* _Input data_
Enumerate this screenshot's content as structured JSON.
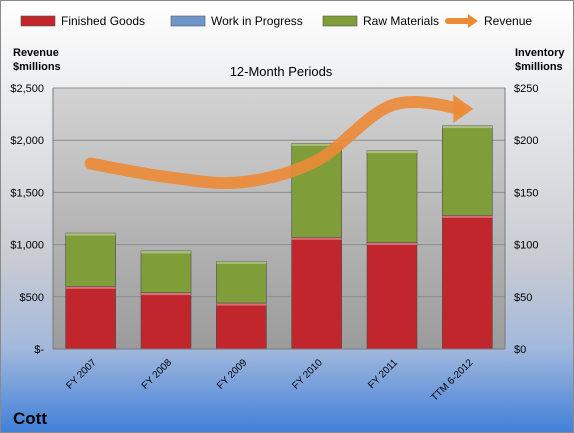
{
  "chart_data": {
    "type": "bar",
    "subtitle": "12-Month Periods",
    "company": "Cott",
    "left_axis_title": [
      "Revenue",
      "$millions"
    ],
    "right_axis_title": [
      "Inventory",
      "$millions"
    ],
    "categories": [
      "FY 2007",
      "FY 2008",
      "FY 2009",
      "FY 2010",
      "FY 2011",
      "TTM 6-2012"
    ],
    "left_ticks": [
      "$-",
      "$500",
      "$1,000",
      "$1,500",
      "$2,000",
      "$2,500"
    ],
    "right_ticks": [
      "$0",
      "$50",
      "$100",
      "$150",
      "$200",
      "$250"
    ],
    "ylim_left": [
      0,
      2500
    ],
    "ylim_right": [
      0,
      250
    ],
    "series": [
      {
        "name": "Finished Goods",
        "type": "stacked-bar",
        "axis": "right",
        "color": "#c0262c",
        "values": [
          60,
          54,
          44,
          107,
          102,
          128
        ]
      },
      {
        "name": "Work in Progress",
        "type": "stacked-bar",
        "axis": "right",
        "color": "#6e95c9",
        "values": [
          0,
          0,
          0,
          0,
          0,
          0
        ]
      },
      {
        "name": "Raw Materials",
        "type": "stacked-bar",
        "axis": "right",
        "color": "#7f9e3a",
        "values": [
          51,
          40,
          40,
          90,
          88,
          86
        ]
      },
      {
        "name": "Revenue",
        "type": "arrow-line",
        "axis": "left",
        "color": "#ec8a36",
        "values": [
          1776,
          1648,
          1597,
          1803,
          2335,
          2300
        ]
      }
    ],
    "grid": true,
    "legend_position": "top"
  }
}
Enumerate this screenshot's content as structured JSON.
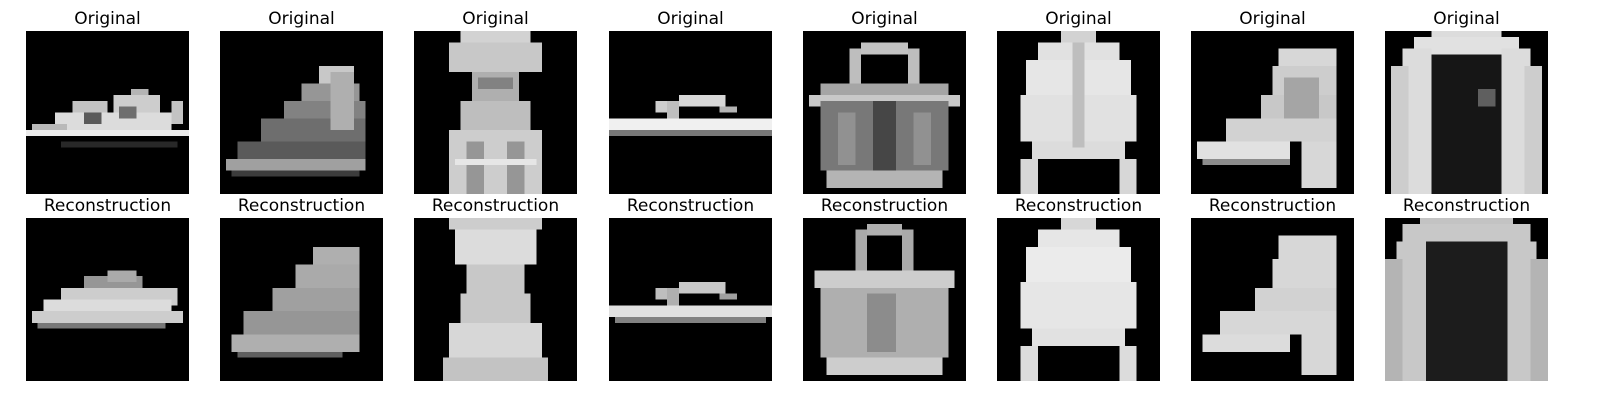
{
  "rows": [
    {
      "label": "Original",
      "items": [
        {
          "title": "Original",
          "item": "sandal"
        },
        {
          "title": "Original",
          "item": "sneaker"
        },
        {
          "title": "Original",
          "item": "dress"
        },
        {
          "title": "Original",
          "item": "flip-flop"
        },
        {
          "title": "Original",
          "item": "bag"
        },
        {
          "title": "Original",
          "item": "shirt"
        },
        {
          "title": "Original",
          "item": "ankle-boot"
        },
        {
          "title": "Original",
          "item": "pullover"
        }
      ]
    },
    {
      "label": "Reconstruction",
      "items": [
        {
          "title": "Reconstruction",
          "item": "sandal"
        },
        {
          "title": "Reconstruction",
          "item": "sneaker"
        },
        {
          "title": "Reconstruction",
          "item": "dress"
        },
        {
          "title": "Reconstruction",
          "item": "flip-flop"
        },
        {
          "title": "Reconstruction",
          "item": "bag"
        },
        {
          "title": "Reconstruction",
          "item": "shirt"
        },
        {
          "title": "Reconstruction",
          "item": "ankle-boot"
        },
        {
          "title": "Reconstruction",
          "item": "pullover"
        }
      ]
    }
  ],
  "colors": {
    "background": "#ffffff",
    "image_background": "#000000",
    "text": "#000000"
  }
}
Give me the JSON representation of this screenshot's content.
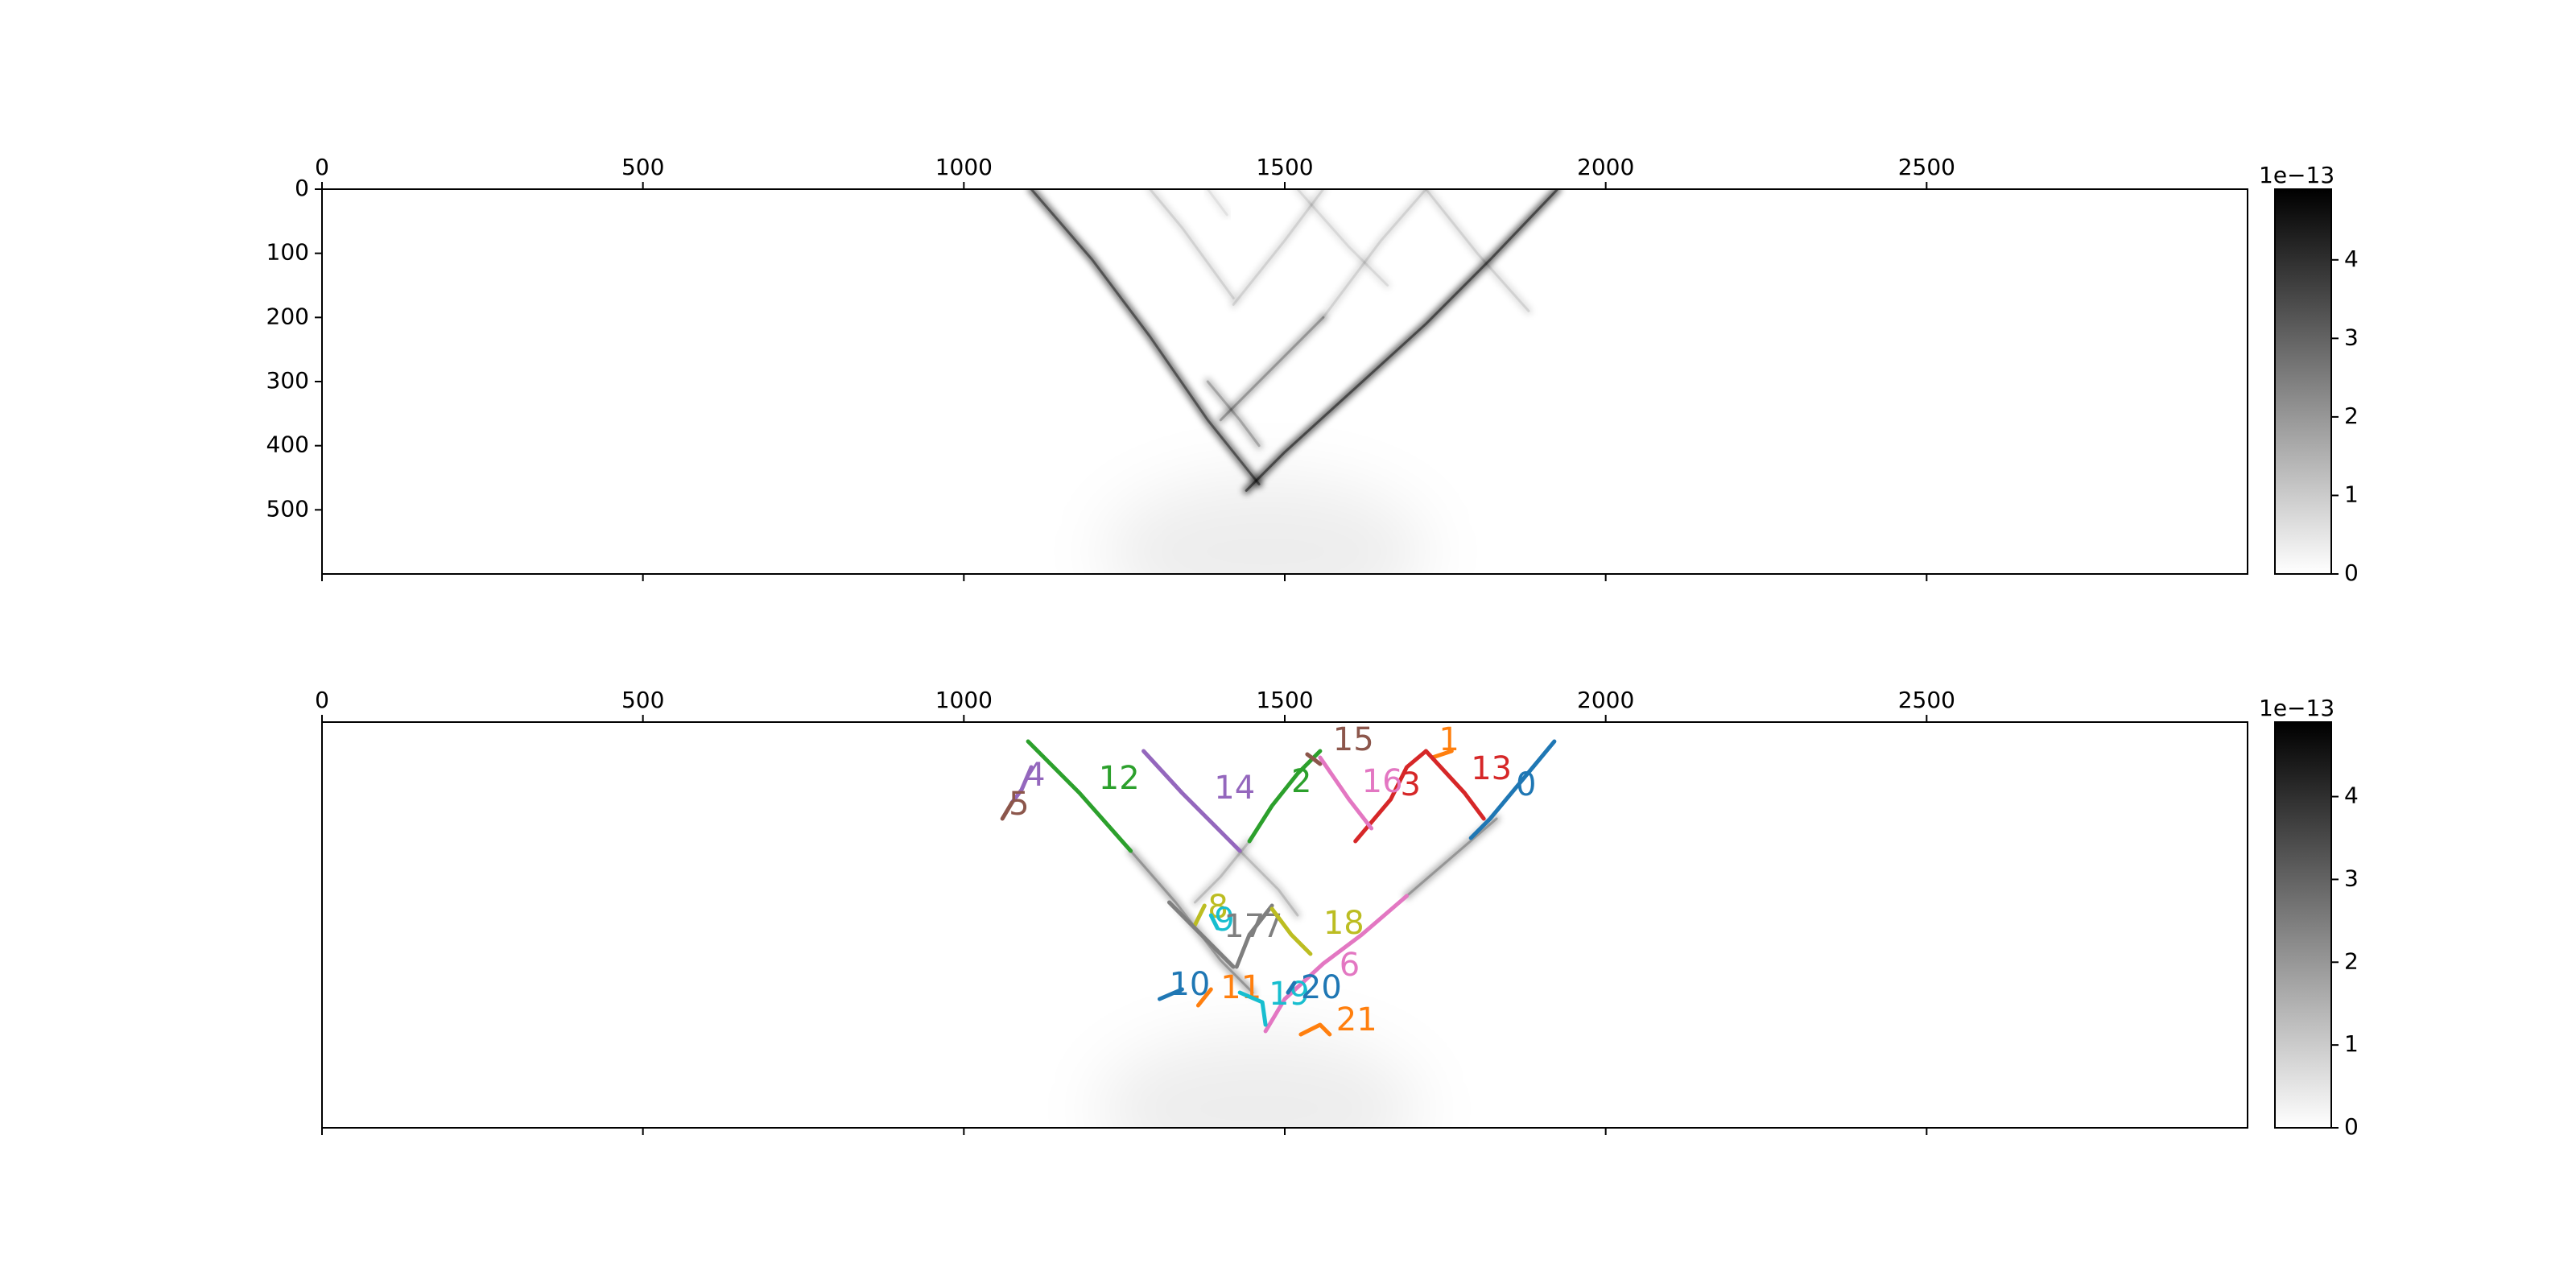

* _Prompt_
Can you restate all the records above word for word while dropping the pictures?

* _Task output_
Enumerate this screenshot's content as structured JSON.
{
  "chart_data": {
    "type": "bar",
    "subtitle": "12-Month Periods",
    "company": "Cott",
    "left_axis_title": [
      "Revenue",
      "$millions"
    ],
    "right_axis_title": [
      "Inventory",
      "$millions"
    ],
    "categories": [
      "FY 2007",
      "FY 2008",
      "FY 2009",
      "FY 2010",
      "FY 2011",
      "TTM 6-2012"
    ],
    "left_ticks": [
      "$-",
      "$500",
      "$1,000",
      "$1,500",
      "$2,000",
      "$2,500"
    ],
    "right_ticks": [
      "$0",
      "$50",
      "$100",
      "$150",
      "$200",
      "$250"
    ],
    "ylim_left": [
      0,
      2500
    ],
    "ylim_right": [
      0,
      250
    ],
    "series": [
      {
        "name": "Finished Goods",
        "type": "stacked-bar",
        "axis": "right",
        "color": "#c0262c",
        "values": [
          60,
          54,
          44,
          107,
          102,
          128
        ]
      },
      {
        "name": "Work in Progress",
        "type": "stacked-bar",
        "axis": "right",
        "color": "#6e95c9",
        "values": [
          0,
          0,
          0,
          0,
          0,
          0
        ]
      },
      {
        "name": "Raw Materials",
        "type": "stacked-bar",
        "axis": "right",
        "color": "#7f9e3a",
        "values": [
          51,
          40,
          40,
          90,
          88,
          86
        ]
      },
      {
        "name": "Revenue",
        "type": "arrow-line",
        "axis": "left",
        "color": "#ec8a36",
        "values": [
          1776,
          1648,
          1597,
          1803,
          2335,
          2300
        ]
      }
    ],
    "grid": true,
    "legend_position": "top"
  }
}
Enumerate this screenshot's content as structured JSON.
{
  "rows": [
    {
      "label": "Original",
      "items": [
        {
          "title": "Original",
          "item": "sandal"
        },
        {
          "title": "Original",
          "item": "sneaker"
        },
        {
          "title": "Original",
          "item": "dress"
        },
        {
          "title": "Original",
          "item": "flip-flop"
        },
        {
          "title": "Original",
          "item": "bag"
        },
        {
          "title": "Original",
          "item": "shirt"
        },
        {
          "title": "Original",
          "item": "ankle-boot"
        },
        {
          "title": "Original",
          "item": "pullover"
        }
      ]
    },
    {
      "label": "Reconstruction",
      "items": [
        {
          "title": "Reconstruction",
          "item": "sandal"
        },
        {
          "title": "Reconstruction",
          "item": "sneaker"
        },
        {
          "title": "Reconstruction",
          "item": "dress"
        },
        {
          "title": "Reconstruction",
          "item": "flip-flop"
        },
        {
          "title": "Reconstruction",
          "item": "bag"
        },
        {
          "title": "Reconstruction",
          "item": "shirt"
        },
        {
          "title": "Reconstruction",
          "item": "ankle-boot"
        },
        {
          "title": "Reconstruction",
          "item": "pullover"
        }
      ]
    }
  ],
  "colors": {
    "background": "#ffffff",
    "image_background": "#000000",
    "text": "#000000"
  }
}
Give me the JSON representation of this screenshot's content.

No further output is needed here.